EXTRACTED TEXT:
* Start *

# New High Elves Army book



## maximus2467 (Jun 14, 2007)

any idea when the high elves are going to receive a facelift? it must be there turn by now.


----------



## torealis (Dec 27, 2006)

theyre next. though i dont know when that is. soon.


----------



## Jacobite (Jan 26, 2007)

Yes I know that its been ages since you asked this question and you may have found the answer out. But I thought I'd tell you that according to a little peice of paper I have the new High Elf book and mini's will be out in early November.

The High Elves will be getting minis for:

Alith Ainar (The Shadow King)
A 'Shadow Walker' (Shadow Warrior Champion?)
Korhill (White Lion Hero I think)
Caradryan (Phoenix Guard Hero)
A New Dragon Lord
A 'Prince And Noble' (Maybe just a re-release)

Plus probably more stuff that an't on my peice of paper.

And then the next release is 40k Orks (Finally!!!!)


----------



## jigplums (Dec 15, 2006)

high elves were my first army so i'll be looking forward to this alot.


----------



## Jacobite (Jan 26, 2007)

I found then this. You may have seen it though. Its two wizards, they may even be already out. Anyway.


----------



## torealis (Dec 27, 2006)

theyre new, plastic kit i think, and i dont like them much. nor do i like the new dragon.


----------



## Jacobite (Jan 26, 2007)

I like his horse and thats about it. Its seems to me that the Elves have lost a lot of detail in their faces recently. The archer kit is terrible in that matter imho.

Do you have pics of that new Dragon at all?


----------



## hephesto (Feb 24, 2007)

* End *

WHAT YOU NEED TO DO:
A: Answer these from the High Elves forum thread, one line each:
(i) According to Jacobite's piece of paper, when will the new High Elf book and minis be out?
(ii) Which release does Jacobite say comes next?
(iii) What was jigplums's first army?
B: Render this sentence from the High Elves forum thread in Spanish: "Do you have pics of that new Dragon at all?"
C: Write the next part of the High Elves forum thread, picking up after its final line.

LISTED RECORDS:
* Start *

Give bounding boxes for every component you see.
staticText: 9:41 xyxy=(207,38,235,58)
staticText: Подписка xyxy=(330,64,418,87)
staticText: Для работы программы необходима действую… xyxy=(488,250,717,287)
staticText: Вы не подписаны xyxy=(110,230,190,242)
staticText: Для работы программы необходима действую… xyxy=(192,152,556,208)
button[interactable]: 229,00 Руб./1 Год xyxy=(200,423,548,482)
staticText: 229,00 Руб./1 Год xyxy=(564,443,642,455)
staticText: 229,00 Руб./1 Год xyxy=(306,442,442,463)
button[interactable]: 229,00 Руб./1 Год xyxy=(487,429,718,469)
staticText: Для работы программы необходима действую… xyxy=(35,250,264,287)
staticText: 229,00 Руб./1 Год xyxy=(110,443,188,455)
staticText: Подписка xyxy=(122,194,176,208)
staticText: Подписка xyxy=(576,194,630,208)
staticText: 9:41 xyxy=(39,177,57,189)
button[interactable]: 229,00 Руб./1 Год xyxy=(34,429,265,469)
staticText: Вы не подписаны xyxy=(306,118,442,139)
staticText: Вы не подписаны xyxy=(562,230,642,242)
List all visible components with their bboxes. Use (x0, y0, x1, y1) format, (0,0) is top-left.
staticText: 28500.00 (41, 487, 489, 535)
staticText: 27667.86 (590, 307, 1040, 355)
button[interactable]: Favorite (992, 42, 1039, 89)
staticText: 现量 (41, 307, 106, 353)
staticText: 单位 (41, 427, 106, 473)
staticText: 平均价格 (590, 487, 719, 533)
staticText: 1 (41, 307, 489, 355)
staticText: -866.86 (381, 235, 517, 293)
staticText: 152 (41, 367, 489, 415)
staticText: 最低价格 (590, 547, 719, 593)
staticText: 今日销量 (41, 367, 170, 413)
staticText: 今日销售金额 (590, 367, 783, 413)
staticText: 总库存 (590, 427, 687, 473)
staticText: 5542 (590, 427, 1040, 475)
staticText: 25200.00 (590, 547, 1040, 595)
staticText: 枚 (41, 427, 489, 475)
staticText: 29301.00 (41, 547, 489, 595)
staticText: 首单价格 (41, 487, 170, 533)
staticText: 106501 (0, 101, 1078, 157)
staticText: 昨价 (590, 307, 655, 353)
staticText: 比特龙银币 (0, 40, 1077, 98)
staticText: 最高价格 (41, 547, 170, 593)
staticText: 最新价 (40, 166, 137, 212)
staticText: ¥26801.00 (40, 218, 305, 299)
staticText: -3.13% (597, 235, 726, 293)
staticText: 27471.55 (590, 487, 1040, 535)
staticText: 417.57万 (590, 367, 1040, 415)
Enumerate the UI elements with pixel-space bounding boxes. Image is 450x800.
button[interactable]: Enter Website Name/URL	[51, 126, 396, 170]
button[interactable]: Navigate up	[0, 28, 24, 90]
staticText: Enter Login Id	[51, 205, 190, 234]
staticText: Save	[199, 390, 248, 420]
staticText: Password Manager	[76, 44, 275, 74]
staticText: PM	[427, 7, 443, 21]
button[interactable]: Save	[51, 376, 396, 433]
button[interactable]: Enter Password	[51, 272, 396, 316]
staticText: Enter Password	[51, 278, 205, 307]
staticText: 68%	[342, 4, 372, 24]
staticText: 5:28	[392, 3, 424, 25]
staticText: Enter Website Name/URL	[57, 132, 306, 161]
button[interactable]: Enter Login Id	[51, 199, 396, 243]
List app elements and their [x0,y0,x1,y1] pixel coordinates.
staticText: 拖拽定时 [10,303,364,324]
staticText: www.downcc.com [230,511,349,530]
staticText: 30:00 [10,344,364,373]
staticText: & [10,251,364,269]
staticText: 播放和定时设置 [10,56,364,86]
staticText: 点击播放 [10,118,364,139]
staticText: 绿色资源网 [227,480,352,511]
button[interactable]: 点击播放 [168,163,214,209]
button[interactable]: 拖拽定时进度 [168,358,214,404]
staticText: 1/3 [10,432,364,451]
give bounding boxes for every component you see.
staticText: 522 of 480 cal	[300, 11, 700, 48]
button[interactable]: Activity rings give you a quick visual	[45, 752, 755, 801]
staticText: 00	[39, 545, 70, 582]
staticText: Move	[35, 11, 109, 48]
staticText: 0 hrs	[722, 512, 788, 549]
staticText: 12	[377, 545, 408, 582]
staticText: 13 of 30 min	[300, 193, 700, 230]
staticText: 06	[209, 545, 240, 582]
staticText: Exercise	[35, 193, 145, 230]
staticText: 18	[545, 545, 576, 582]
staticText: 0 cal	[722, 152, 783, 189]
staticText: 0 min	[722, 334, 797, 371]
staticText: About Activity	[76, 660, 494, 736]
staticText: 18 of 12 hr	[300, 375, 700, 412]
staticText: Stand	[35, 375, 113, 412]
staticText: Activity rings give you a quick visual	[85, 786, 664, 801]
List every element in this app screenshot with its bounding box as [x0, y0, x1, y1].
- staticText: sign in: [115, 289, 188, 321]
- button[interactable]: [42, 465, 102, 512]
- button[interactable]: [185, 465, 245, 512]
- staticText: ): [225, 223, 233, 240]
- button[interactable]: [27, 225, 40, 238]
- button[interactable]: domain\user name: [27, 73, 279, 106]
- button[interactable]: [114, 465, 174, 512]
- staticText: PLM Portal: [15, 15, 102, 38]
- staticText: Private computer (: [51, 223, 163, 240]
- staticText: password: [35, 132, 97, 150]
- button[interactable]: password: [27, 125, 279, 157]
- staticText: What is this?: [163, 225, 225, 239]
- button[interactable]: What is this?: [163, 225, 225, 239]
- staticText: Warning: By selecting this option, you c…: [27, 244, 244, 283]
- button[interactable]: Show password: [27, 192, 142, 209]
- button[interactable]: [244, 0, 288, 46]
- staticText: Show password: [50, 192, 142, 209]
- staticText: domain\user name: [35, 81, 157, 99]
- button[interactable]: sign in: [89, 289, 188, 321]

* End *

FINAL ANSWERS:
A:
(i) Early November.
(ii) 40k Orks.
(iii) High elves.

B: ¿Tienes alguna foto de ese nuevo dragón?

C:
Great detail on the hors, not to sure about the rider. But then again I'm not a High Elven fan, so that might be the reason. Like the sorceror though, tiny bit of converting will quickly turn him into Tzeentch sorceror or a thrall (if the 40K CSm still allows those that is). Pic of the dragon;


----------



## Jacobite (Jan 26, 2007)

Very nice pose, best creature pose I've seen actually. 

But on the other hand it looks a little on the small side, conversion prospects don't look good and the head doesn't look to crash hot.

Good for the kind of person who doesn't convert and uses stuff straight out of the box but not so great for converters I think.

Nice score though.


----------



## torealis (Dec 27, 2006)

he looks like he just tripped over.


----------



## Jacobite (Jan 26, 2007)

You think? 

That could just be the angle and the fact the head is shit. That said if I bought it I would probably angle the rocks up higher into the air to make him look like he was souring rather than diving.


----------



## hephesto (Feb 24, 2007)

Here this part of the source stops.